* _EXERCISE OBJECTIVE_
Determine how many lines include the word "debts", then give that number and nothing more.

Records from a dataset:
◆ ◆ ◆ ◆ ◆ ◆ ◆

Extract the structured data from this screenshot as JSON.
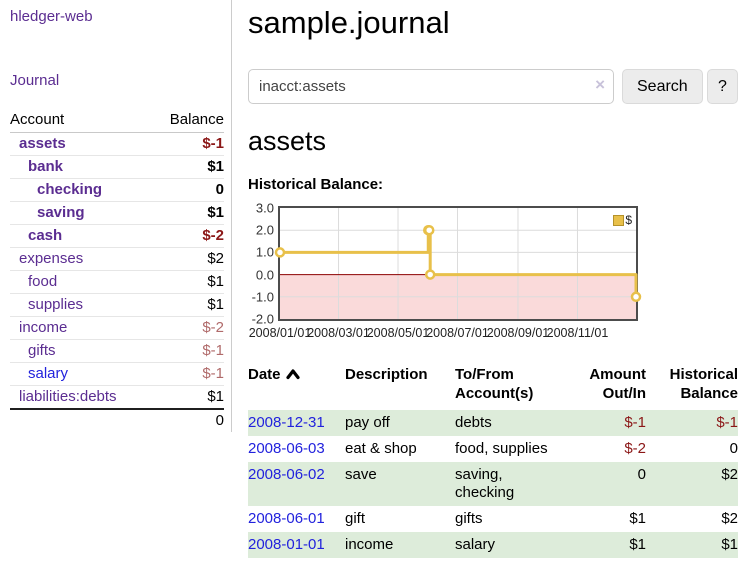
{
  "colors": {
    "link_purple": "#5b2d91",
    "link_blue": "#2222dd",
    "neg_strong": "#8b1717",
    "neg_soft": "#b06a6a",
    "row_green": "#ddecda",
    "chart_line": "#e8c04a",
    "chart_neg_bg": "#fadada",
    "chart_zero_line": "#8b0000",
    "chart_grid": "#dcdcdc"
  },
  "brand": "hledger-web",
  "nav": {
    "journal": "Journal"
  },
  "sidebar": {
    "headers": {
      "account": "Account",
      "balance": "Balance"
    },
    "rows": [
      {
        "name": "assets",
        "balance": "$-1"
      },
      {
        "name": "bank",
        "balance": "$1"
      },
      {
        "name": "checking",
        "balance": "0"
      },
      {
        "name": "saving",
        "balance": "$1"
      },
      {
        "name": "cash",
        "balance": "$-2"
      },
      {
        "name": "expenses",
        "balance": "$2"
      },
      {
        "name": "food",
        "balance": "$1"
      },
      {
        "name": "supplies",
        "balance": "$1"
      },
      {
        "name": "income",
        "balance": "$-2"
      },
      {
        "name": "gifts",
        "balance": "$-1"
      },
      {
        "name": "salary",
        "balance": "$-1"
      },
      {
        "name": "liabilities:debts",
        "balance": "$1"
      }
    ],
    "total": "0"
  },
  "header": {
    "title": "sample.journal"
  },
  "search": {
    "value": "inacct:assets",
    "clear_icon": "×",
    "button_label": "Search",
    "help_label": "?"
  },
  "account_page": {
    "heading": "assets",
    "chart_label": "Historical Balance:"
  },
  "chart_data": {
    "type": "line",
    "title": "Historical Balance",
    "step": "after",
    "grid": true,
    "legend": {
      "label": "$",
      "position": "top-right"
    },
    "ylim": [
      -2,
      3
    ],
    "y_ticks": [
      "3.0",
      "2.0",
      "1.0",
      "0.0",
      "-1.0",
      "-2.0"
    ],
    "x_ticks": [
      "2008/01/01",
      "2008/03/01",
      "2008/05/01",
      "2008/07/01",
      "2008/09/01",
      "2008/11/01"
    ],
    "x_tick_days": [
      0,
      60,
      121,
      182,
      244,
      305
    ],
    "x_domain_days": [
      0,
      365
    ],
    "series": [
      {
        "name": "$",
        "points": [
          {
            "date": "2008-01-01",
            "day": 0,
            "value": 1
          },
          {
            "date": "2008-06-01",
            "day": 152,
            "value": 2
          },
          {
            "date": "2008-06-02",
            "day": 153,
            "value": 2
          },
          {
            "date": "2008-06-03",
            "day": 154,
            "value": 0
          },
          {
            "date": "2008-12-31",
            "day": 365,
            "value": -1
          }
        ]
      }
    ]
  },
  "register": {
    "headers": {
      "date": "Date",
      "description": "Description",
      "tofrom": "To/From Account(s)",
      "amount": "Amount Out/In",
      "balance": "Historical Balance"
    },
    "rows": [
      {
        "date": "2008-12-31",
        "description": "pay off",
        "accounts": "debts",
        "amount": "$-1",
        "balance": "$-1"
      },
      {
        "date": "2008-06-03",
        "description": "eat & shop",
        "accounts": "food, supplies",
        "amount": "$-2",
        "balance": "0"
      },
      {
        "date": "2008-06-02",
        "description": "save",
        "accounts": "saving, checking",
        "amount": "0",
        "balance": "$2"
      },
      {
        "date": "2008-06-01",
        "description": "gift",
        "accounts": "gifts",
        "amount": "$1",
        "balance": "$2"
      },
      {
        "date": "2008-01-01",
        "description": "income",
        "accounts": "salary",
        "amount": "$1",
        "balance": "$1"
      }
    ]
  }
}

◆ ◆ ◆ ◆ ◆ ◆ ◆

* _WRITTEN RESPONSE_
2